→ Work instructions:
An exact copy of every record is needed.

→ Information given:
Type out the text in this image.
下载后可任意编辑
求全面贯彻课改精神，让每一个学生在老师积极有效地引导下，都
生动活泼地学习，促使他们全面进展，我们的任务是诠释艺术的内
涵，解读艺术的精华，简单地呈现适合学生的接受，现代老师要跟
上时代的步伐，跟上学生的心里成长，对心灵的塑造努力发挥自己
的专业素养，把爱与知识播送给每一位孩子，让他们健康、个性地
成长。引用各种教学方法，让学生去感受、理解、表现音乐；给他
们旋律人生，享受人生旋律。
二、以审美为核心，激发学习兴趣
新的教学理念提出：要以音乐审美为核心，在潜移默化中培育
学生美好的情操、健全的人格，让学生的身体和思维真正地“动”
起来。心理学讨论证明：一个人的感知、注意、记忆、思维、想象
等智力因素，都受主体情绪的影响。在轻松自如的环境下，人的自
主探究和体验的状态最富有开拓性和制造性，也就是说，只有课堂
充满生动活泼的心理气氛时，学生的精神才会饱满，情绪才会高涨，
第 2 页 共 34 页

→ Result of this exercise:
Type out the text in this image.
下载后可任意编辑
求全面贯彻课改精神，让每一个学生在老师积极有效地引导下，都
生动活泼地学习，促使他们全面进展，我们的任务是诠释艺术的内
涵，解读艺术的精华，简单地呈现适合学生的接受，现代老师要跟
上时代的步伐，跟上学生的心里成长，对心灵的塑造努力发挥自己
的专业素养，把爱与知识播送给每一位孩子，让他们健康、个性地
成长。引用各种教学方法，让学生去感受、理解、表现音乐；给他
们旋律人生，享受人生旋律。
二、以审美为核心，激发学习兴趣
新的教学理念提出：要以音乐审美为核心，在潜移默化中培育
学生美好的情操、健全的人格，让学生的身体和思维真正地“动”
起来。心理学讨论证明：一个人的感知、注意、记忆、思维、想象
等智力因素，都受主体情绪的影响。在轻松自如的环境下，人的自
主探究和体验的状态最富有开拓性和制造性，也就是说，只有课堂
充满生动活泼的心理气氛时，学生的精神才会饱满，情绪才会高涨，
第 2 页 共 34 页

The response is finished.